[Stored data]
%%
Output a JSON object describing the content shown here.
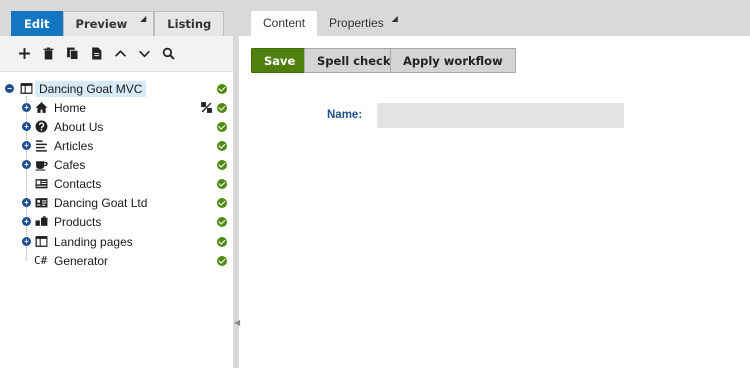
{
  "modes": {
    "edit": "Edit",
    "preview": "Preview",
    "listing": "Listing"
  },
  "tabs": {
    "content": "Content",
    "properties": "Properties"
  },
  "toolbar_icons": [
    "plus-icon",
    "delete-icon",
    "copy-icon",
    "document-icon",
    "chevron-up-icon",
    "chevron-down-icon",
    "search-icon"
  ],
  "tree": {
    "root": "Dancing Goat MVC",
    "items": [
      {
        "label": "Home",
        "icon": "home-icon"
      },
      {
        "label": "About Us",
        "icon": "question-icon"
      },
      {
        "label": "Articles",
        "icon": "list-icon"
      },
      {
        "label": "Cafes",
        "icon": "cup-icon"
      },
      {
        "label": "Contacts",
        "icon": "contact-card-icon"
      },
      {
        "label": "Dancing Goat Ltd",
        "icon": "id-card-icon"
      },
      {
        "label": "Products",
        "icon": "products-icon"
      },
      {
        "label": "Landing pages",
        "icon": "layout-icon"
      },
      {
        "label": "Generator",
        "icon": "csharp-icon",
        "glyph": "C#"
      }
    ]
  },
  "buttons": {
    "save": "Save",
    "spell_check": "Spell check",
    "apply_workflow": "Apply workflow"
  },
  "form": {
    "name_label": "Name:",
    "name_value": ""
  },
  "colors": {
    "active_mode": "#1476c0",
    "save": "#4f7f0d",
    "status_ok": "#4f8a10",
    "label": "#1f4e8c"
  }
}
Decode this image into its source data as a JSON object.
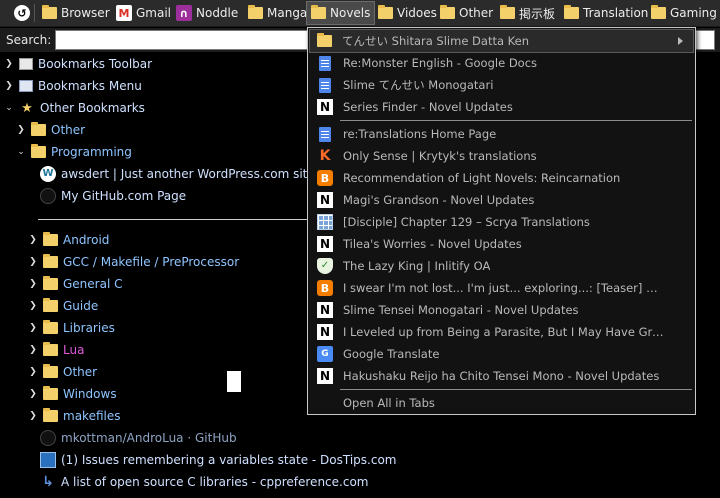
{
  "toolbar": {
    "items": [
      {
        "label": "",
        "icon": "back-icon"
      },
      {
        "label": "Browser",
        "icon": "folder-icon"
      },
      {
        "label": "Gmail",
        "icon": "gmail-icon"
      },
      {
        "label": "Noddle",
        "icon": "noddle-icon"
      },
      {
        "label": "Manga",
        "icon": "folder-icon"
      },
      {
        "label": "Novels",
        "icon": "folder-icon",
        "active": true
      },
      {
        "label": "Vidoes",
        "icon": "folder-icon"
      },
      {
        "label": "Other",
        "icon": "folder-icon"
      },
      {
        "label": "掲示板",
        "icon": "folder-icon"
      },
      {
        "label": "Translation",
        "icon": "folder-icon"
      },
      {
        "label": "Gaming",
        "icon": "folder-icon"
      }
    ]
  },
  "search": {
    "label": "Search:",
    "value": ""
  },
  "tree": {
    "roots": [
      {
        "label": "Bookmarks Toolbar",
        "expanded": false
      },
      {
        "label": "Bookmarks Menu",
        "expanded": false
      },
      {
        "label": "Other Bookmarks",
        "expanded": true
      }
    ],
    "other_folder": "Other",
    "programming_folder": "Programming",
    "programming_links": [
      "awsdert | Just another WordPress.com site",
      "My GitHub.com Page"
    ],
    "subfolders": [
      "Android",
      "GCC / Makefile / PreProcessor",
      "General C",
      "Guide",
      "Libraries",
      "Lua",
      "Other",
      "Windows",
      "makefiles"
    ],
    "bottom_links": [
      "mkottman/AndroLua · GitHub",
      "(1) Issues remembering a variables state - DosTips.com",
      "A list of open source C libraries - cppreference.com"
    ]
  },
  "menu": {
    "items": [
      {
        "label": "てんせい Shitara Slime Datta Ken",
        "icon": "folder-icon",
        "submenu": true
      },
      {
        "label": "Re:Monster English - Google Docs",
        "icon": "google-docs-icon"
      },
      {
        "label": "Slime てんせい Monogatari",
        "icon": "google-docs-icon"
      },
      {
        "label": "Series Finder - Novel Updates",
        "icon": "novel-updates-icon"
      },
      {
        "label": "re:Translations Home Page",
        "icon": "google-docs-icon"
      },
      {
        "label": "Only Sense | Krytyk's translations",
        "icon": "krytyk-icon"
      },
      {
        "label": "Recommendation of Light Novels: Reincarnation",
        "icon": "blogger-icon"
      },
      {
        "label": "Magi's Grandson - Novel Updates",
        "icon": "novel-updates-icon"
      },
      {
        "label": "[Disciple] Chapter 129 – Scrya Translations",
        "icon": "grid-icon"
      },
      {
        "label": "Tilea's Worries - Novel Updates",
        "icon": "novel-updates-icon"
      },
      {
        "label": "The Lazy King | Inlitify OA",
        "icon": "shield-icon"
      },
      {
        "label": "I swear I'm not lost... I'm just... exploring...: [Teaser] 私、能力...",
        "icon": "blogger-icon"
      },
      {
        "label": "Slime Tensei Monogatari - Novel Updates",
        "icon": "novel-updates-icon"
      },
      {
        "label": "I Leveled up from Being a Parasite, But I May Have Grown T...",
        "icon": "novel-updates-icon"
      },
      {
        "label": "Google Translate",
        "icon": "google-translate-icon"
      },
      {
        "label": "Hakushaku Reijo ha Chito Tensei Mono - Novel Updates",
        "icon": "novel-updates-icon"
      }
    ],
    "open_all": "Open All in Tabs"
  },
  "colors": {
    "folder": "#f4d06a",
    "link": "#cfe0ff",
    "folder_text": "#8ec5ff",
    "lua": "#e05adc",
    "menu_bg": "#121212"
  }
}
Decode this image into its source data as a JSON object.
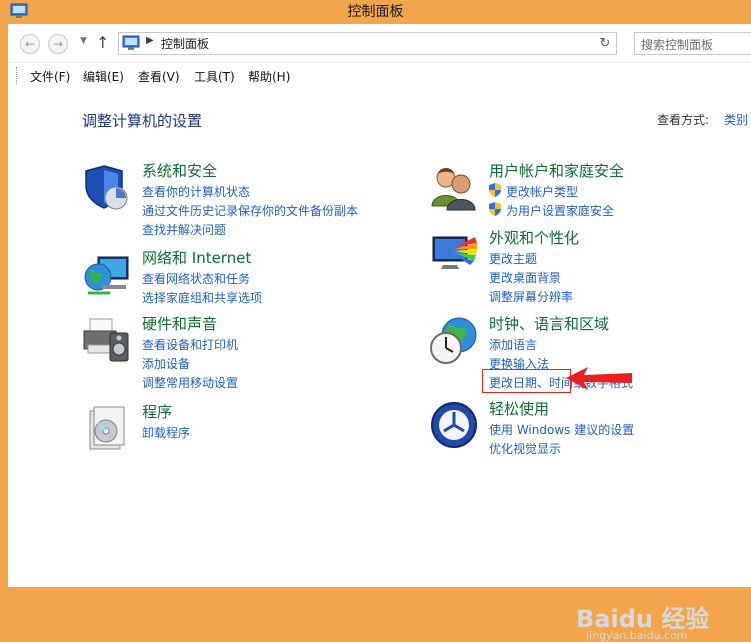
%%
_Work to be completed_
Print every entry exactly as written, without the pictures.

_Task response_
Output a JSON object describing the content shown here.
{
  "modes": {
    "edit": "Edit",
    "preview": "Preview",
    "listing": "Listing"
  },
  "tabs": {
    "content": "Content",
    "properties": "Properties"
  },
  "toolbar_icons": [
    "plus-icon",
    "delete-icon",
    "copy-icon",
    "document-icon",
    "chevron-up-icon",
    "chevron-down-icon",
    "search-icon"
  ],
  "tree": {
    "root": "Dancing Goat MVC",
    "items": [
      {
        "label": "Home",
        "icon": "home-icon"
      },
      {
        "label": "About Us",
        "icon": "question-icon"
      },
      {
        "label": "Articles",
        "icon": "list-icon"
      },
      {
        "label": "Cafes",
        "icon": "cup-icon"
      },
      {
        "label": "Contacts",
        "icon": "contact-card-icon"
      },
      {
        "label": "Dancing Goat Ltd",
        "icon": "id-card-icon"
      },
      {
        "label": "Products",
        "icon": "products-icon"
      },
      {
        "label": "Landing pages",
        "icon": "layout-icon"
      },
      {
        "label": "Generator",
        "icon": "csharp-icon",
        "glyph": "C#"
      }
    ]
  },
  "buttons": {
    "save": "Save",
    "spell_check": "Spell check",
    "apply_workflow": "Apply workflow"
  },
  "form": {
    "name_label": "Name:",
    "name_value": ""
  },
  "colors": {
    "active_mode": "#1476c0",
    "save": "#4f7f0d",
    "status_ok": "#4f8a10",
    "label": "#1f4e8c"
  }
}
Decode this image into its source data as a JSON object.
{
  "toolbar": {
    "items": [
      {
        "label": "",
        "icon": "back-icon"
      },
      {
        "label": "Browser",
        "icon": "folder-icon"
      },
      {
        "label": "Gmail",
        "icon": "gmail-icon"
      },
      {
        "label": "Noddle",
        "icon": "noddle-icon"
      },
      {
        "label": "Manga",
        "icon": "folder-icon"
      },
      {
        "label": "Novels",
        "icon": "folder-icon",
        "active": true
      },
      {
        "label": "Vidoes",
        "icon": "folder-icon"
      },
      {
        "label": "Other",
        "icon": "folder-icon"
      },
      {
        "label": "掲示板",
        "icon": "folder-icon"
      },
      {
        "label": "Translation",
        "icon": "folder-icon"
      },
      {
        "label": "Gaming",
        "icon": "folder-icon"
      }
    ]
  },
  "search": {
    "label": "Search:",
    "value": ""
  },
  "tree": {
    "roots": [
      {
        "label": "Bookmarks Toolbar",
        "expanded": false
      },
      {
        "label": "Bookmarks Menu",
        "expanded": false
      },
      {
        "label": "Other Bookmarks",
        "expanded": true
      }
    ],
    "other_folder": "Other",
    "programming_folder": "Programming",
    "programming_links": [
      "awsdert | Just another WordPress.com site",
      "My GitHub.com Page"
    ],
    "subfolders": [
      "Android",
      "GCC / Makefile / PreProcessor",
      "General C",
      "Guide",
      "Libraries",
      "Lua",
      "Other",
      "Windows",
      "makefiles"
    ],
    "bottom_links": [
      "mkottman/AndroLua · GitHub",
      "(1) Issues remembering a variables state - DosTips.com",
      "A list of open source C libraries - cppreference.com"
    ]
  },
  "menu": {
    "items": [
      {
        "label": "てんせい Shitara Slime Datta Ken",
        "icon": "folder-icon",
        "submenu": true
      },
      {
        "label": "Re:Monster English - Google Docs",
        "icon": "google-docs-icon"
      },
      {
        "label": "Slime てんせい Monogatari",
        "icon": "google-docs-icon"
      },
      {
        "label": "Series Finder - Novel Updates",
        "icon": "novel-updates-icon"
      },
      {
        "label": "re:Translations Home Page",
        "icon": "google-docs-icon"
      },
      {
        "label": "Only Sense | Krytyk's translations",
        "icon": "krytyk-icon"
      },
      {
        "label": "Recommendation of Light Novels: Reincarnation",
        "icon": "blogger-icon"
      },
      {
        "label": "Magi's Grandson - Novel Updates",
        "icon": "novel-updates-icon"
      },
      {
        "label": "[Disciple] Chapter 129 – Scrya Translations",
        "icon": "grid-icon"
      },
      {
        "label": "Tilea's Worries - Novel Updates",
        "icon": "novel-updates-icon"
      },
      {
        "label": "The Lazy King | Inlitify OA",
        "icon": "shield-icon"
      },
      {
        "label": "I swear I'm not lost... I'm just... exploring...: [Teaser] 私、能力...",
        "icon": "blogger-icon"
      },
      {
        "label": "Slime Tensei Monogatari - Novel Updates",
        "icon": "novel-updates-icon"
      },
      {
        "label": "I Leveled up from Being a Parasite, But I May Have Grown T...",
        "icon": "novel-updates-icon"
      },
      {
        "label": "Google Translate",
        "icon": "google-translate-icon"
      },
      {
        "label": "Hakushaku Reijo ha Chito Tensei Mono - Novel Updates",
        "icon": "novel-updates-icon"
      }
    ],
    "open_all": "Open All in Tabs"
  },
  "colors": {
    "folder": "#f4d06a",
    "link": "#cfe0ff",
    "folder_text": "#8ec5ff",
    "lua": "#e05adc",
    "menu_bg": "#121212"
  }
}
Decode this image into its source data as a JSON object.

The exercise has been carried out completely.